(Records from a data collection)
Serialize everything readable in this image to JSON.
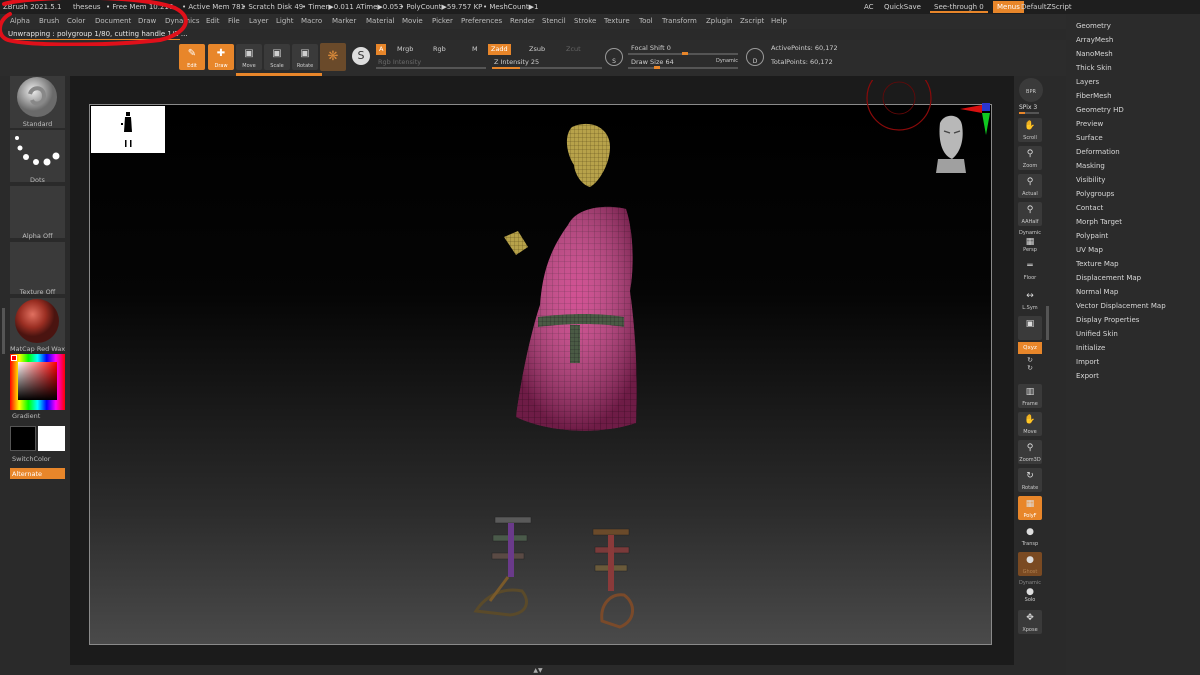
{
  "titlebar": {
    "app": "ZBrush 2021.5.1",
    "project": "theseus",
    "free_mem": "• Free Mem 10.216",
    "active_mem": "• Active Mem 781",
    "scratch_disk": "• Scratch Disk 49",
    "timer": "• Timer▶0.011 ATime▶0.053",
    "polycount": "• PolyCount▶59.757 KP",
    "meshcount": "• MeshCount▶1",
    "ac": "AC",
    "quicksave": "QuickSave",
    "seethrough": "See-through   0",
    "menus": "Menus",
    "zscript": "DefaultZScript"
  },
  "menubar": [
    "Alpha",
    "Brush",
    "Color",
    "Document",
    "Draw",
    "Dynamics",
    "Edit",
    "File",
    "Layer",
    "Light",
    "Macro",
    "Marker",
    "Material",
    "Movie",
    "Picker",
    "Preferences",
    "Render",
    "Stencil",
    "Stroke",
    "Texture",
    "Tool",
    "Transform",
    "Zplugin",
    "Zscript",
    "Help"
  ],
  "notification": "Unwrapping : polygroup 1/80, cutting handle 1/1 ...",
  "shelf": {
    "edit": "Edit",
    "draw": "Draw",
    "move": "Move",
    "scale": "Scale",
    "rotate": "Rotate",
    "a": "A",
    "mrgb": "Mrgb",
    "rgb": "Rgb",
    "m": "M",
    "zadd": "Zadd",
    "zsub": "Zsub",
    "zcut": "Zcut",
    "rgb_intensity": "Rgb Intensity",
    "z_intensity": "Z Intensity 25",
    "z_intensity_value": 25,
    "focal_shift": "Focal Shift 0",
    "draw_size": "Draw Size 64",
    "draw_size_value": 64,
    "dynamic": "Dynamic",
    "active_points": "ActivePoints: 60,172",
    "total_points": "TotalPoints: 60,172"
  },
  "leftshelf": {
    "brush": "Standard",
    "stroke": "Dots",
    "alpha": "Alpha Off",
    "texture": "Texture Off",
    "material": "MatCap Red Wax",
    "gradient": "Gradient",
    "switchcolor": "SwitchColor",
    "alternate": "Alternate"
  },
  "rightshelf": {
    "bpr": "BPR",
    "spix": "SPix 3",
    "scroll": "Scroll",
    "zoom": "Zoom",
    "actual": "Actual",
    "aahalf": "AAHalf",
    "dynamic": "Dynamic",
    "persp": "Persp",
    "floor": "Floor",
    "lsym": "L.Sym",
    "xyz": "Qxyz",
    "frame": "Frame",
    "move": "Move",
    "zoom3d": "Zoom3D",
    "rotate": "Rotate",
    "polyf": "PolyF",
    "transp": "Transp",
    "ghost": "Ghost",
    "dynamic2": "Dynamic",
    "solo": "Solo",
    "xpose": "Xpose"
  },
  "tray": [
    "Geometry",
    "ArrayMesh",
    "NanoMesh",
    "Thick Skin",
    "Layers",
    "FiberMesh",
    "Geometry HD",
    "Preview",
    "Surface",
    "Deformation",
    "Masking",
    "Visibility",
    "Polygroups",
    "Contact",
    "Morph Target",
    "Polypaint",
    "UV Map",
    "Texture Map",
    "Displacement Map",
    "Normal Map",
    "Vector Displacement Map",
    "Display Properties",
    "Unified Skin",
    "Initialize",
    "Import",
    "Export"
  ],
  "colors": {
    "accent": "#e8862a",
    "annotation": "#e0101a",
    "robe": "#c8327f"
  }
}
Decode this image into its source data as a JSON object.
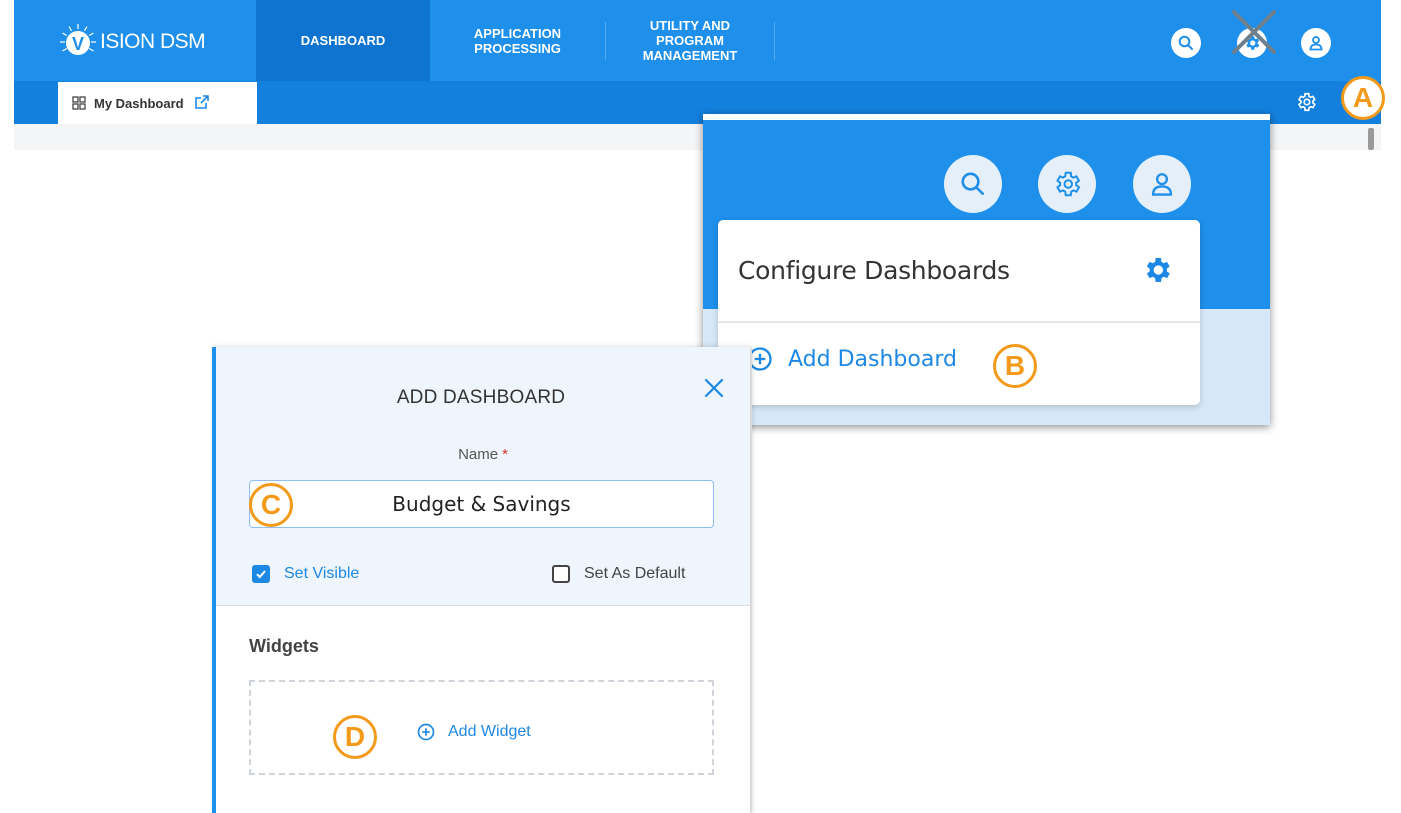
{
  "brand": {
    "logo_text": "ISION DSM",
    "logo_letter": "V"
  },
  "nav": {
    "items": [
      {
        "label": "DASHBOARD",
        "active": true
      },
      {
        "label": "APPLICATION\nPROCESSING",
        "active": false
      },
      {
        "label": "UTILITY AND\nPROGRAM\nMANAGEMENT",
        "active": false
      }
    ],
    "icons": [
      "search-icon",
      "gear-icon",
      "user-icon"
    ]
  },
  "subbar": {
    "tab_label": "My Dashboard",
    "tab_icon": "grid-icon",
    "external_icon": "external-link-icon"
  },
  "markers": {
    "a": "A",
    "b": "B",
    "c": "C",
    "d": "D"
  },
  "configure": {
    "title": "Configure Dashboards",
    "add_label": "Add Dashboard"
  },
  "modal": {
    "title": "ADD DASHBOARD",
    "name_label": "Name",
    "required_mark": "*",
    "name_value": "Budget & Savings",
    "set_visible_label": "Set Visible",
    "set_visible_checked": true,
    "set_default_label": "Set As Default",
    "set_default_checked": false,
    "widgets_heading": "Widgets",
    "add_widget_label": "Add Widget"
  },
  "colors": {
    "primary": "#1e8fea",
    "primary_dark": "#0f74d0",
    "link": "#1e88e5",
    "marker": "#f39a1a",
    "required": "#d9342b"
  }
}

EXERCISE INSTRUCTIONS:
Write out the full listing verbatim, excluding its pictures.

RESULT OF THIS EXERCISE:
Serialize everything readable in this image to JSON.
{
  "titlebar": {
    "app": "ZBrush 2021.5.1",
    "project": "theseus",
    "free_mem": "• Free Mem 10.216",
    "active_mem": "• Active Mem 781",
    "scratch_disk": "• Scratch Disk 49",
    "timer": "• Timer▶0.011 ATime▶0.053",
    "polycount": "• PolyCount▶59.757 KP",
    "meshcount": "• MeshCount▶1",
    "ac": "AC",
    "quicksave": "QuickSave",
    "seethrough": "See-through   0",
    "menus": "Menus",
    "zscript": "DefaultZScript"
  },
  "menubar": [
    "Alpha",
    "Brush",
    "Color",
    "Document",
    "Draw",
    "Dynamics",
    "Edit",
    "File",
    "Layer",
    "Light",
    "Macro",
    "Marker",
    "Material",
    "Movie",
    "Picker",
    "Preferences",
    "Render",
    "Stencil",
    "Stroke",
    "Texture",
    "Tool",
    "Transform",
    "Zplugin",
    "Zscript",
    "Help"
  ],
  "notification": "Unwrapping : polygroup 1/80, cutting handle 1/1 ...",
  "shelf": {
    "edit": "Edit",
    "draw": "Draw",
    "move": "Move",
    "scale": "Scale",
    "rotate": "Rotate",
    "a": "A",
    "mrgb": "Mrgb",
    "rgb": "Rgb",
    "m": "M",
    "zadd": "Zadd",
    "zsub": "Zsub",
    "zcut": "Zcut",
    "rgb_intensity": "Rgb Intensity",
    "z_intensity": "Z Intensity 25",
    "z_intensity_value": 25,
    "focal_shift": "Focal Shift 0",
    "draw_size": "Draw Size 64",
    "draw_size_value": 64,
    "dynamic": "Dynamic",
    "active_points": "ActivePoints: 60,172",
    "total_points": "TotalPoints: 60,172"
  },
  "leftshelf": {
    "brush": "Standard",
    "stroke": "Dots",
    "alpha": "Alpha Off",
    "texture": "Texture Off",
    "material": "MatCap Red Wax",
    "gradient": "Gradient",
    "switchcolor": "SwitchColor",
    "alternate": "Alternate"
  },
  "rightshelf": {
    "bpr": "BPR",
    "spix": "SPix 3",
    "scroll": "Scroll",
    "zoom": "Zoom",
    "actual": "Actual",
    "aahalf": "AAHalf",
    "dynamic": "Dynamic",
    "persp": "Persp",
    "floor": "Floor",
    "lsym": "L.Sym",
    "xyz": "Qxyz",
    "frame": "Frame",
    "move": "Move",
    "zoom3d": "Zoom3D",
    "rotate": "Rotate",
    "polyf": "PolyF",
    "transp": "Transp",
    "ghost": "Ghost",
    "dynamic2": "Dynamic",
    "solo": "Solo",
    "xpose": "Xpose"
  },
  "tray": [
    "Geometry",
    "ArrayMesh",
    "NanoMesh",
    "Thick Skin",
    "Layers",
    "FiberMesh",
    "Geometry HD",
    "Preview",
    "Surface",
    "Deformation",
    "Masking",
    "Visibility",
    "Polygroups",
    "Contact",
    "Morph Target",
    "Polypaint",
    "UV Map",
    "Texture Map",
    "Displacement Map",
    "Normal Map",
    "Vector Displacement Map",
    "Display Properties",
    "Unified Skin",
    "Initialize",
    "Import",
    "Export"
  ],
  "colors": {
    "accent": "#e8862a",
    "annotation": "#e0101a",
    "robe": "#c8327f"
  }
}
Decode this image into its source data as a JSON object.
{
  "brand": {
    "logo_text": "ISION DSM",
    "logo_letter": "V"
  },
  "nav": {
    "items": [
      {
        "label": "DASHBOARD",
        "active": true
      },
      {
        "label": "APPLICATION\nPROCESSING",
        "active": false
      },
      {
        "label": "UTILITY AND\nPROGRAM\nMANAGEMENT",
        "active": false
      }
    ],
    "icons": [
      "search-icon",
      "gear-icon",
      "user-icon"
    ]
  },
  "subbar": {
    "tab_label": "My Dashboard",
    "tab_icon": "grid-icon",
    "external_icon": "external-link-icon"
  },
  "markers": {
    "a": "A",
    "b": "B",
    "c": "C",
    "d": "D"
  },
  "configure": {
    "title": "Configure Dashboards",
    "add_label": "Add Dashboard"
  },
  "modal": {
    "title": "ADD DASHBOARD",
    "name_label": "Name",
    "required_mark": "*",
    "name_value": "Budget & Savings",
    "set_visible_label": "Set Visible",
    "set_visible_checked": true,
    "set_default_label": "Set As Default",
    "set_default_checked": false,
    "widgets_heading": "Widgets",
    "add_widget_label": "Add Widget"
  },
  "colors": {
    "primary": "#1e8fea",
    "primary_dark": "#0f74d0",
    "link": "#1e88e5",
    "marker": "#f39a1a",
    "required": "#d9342b"
  }
}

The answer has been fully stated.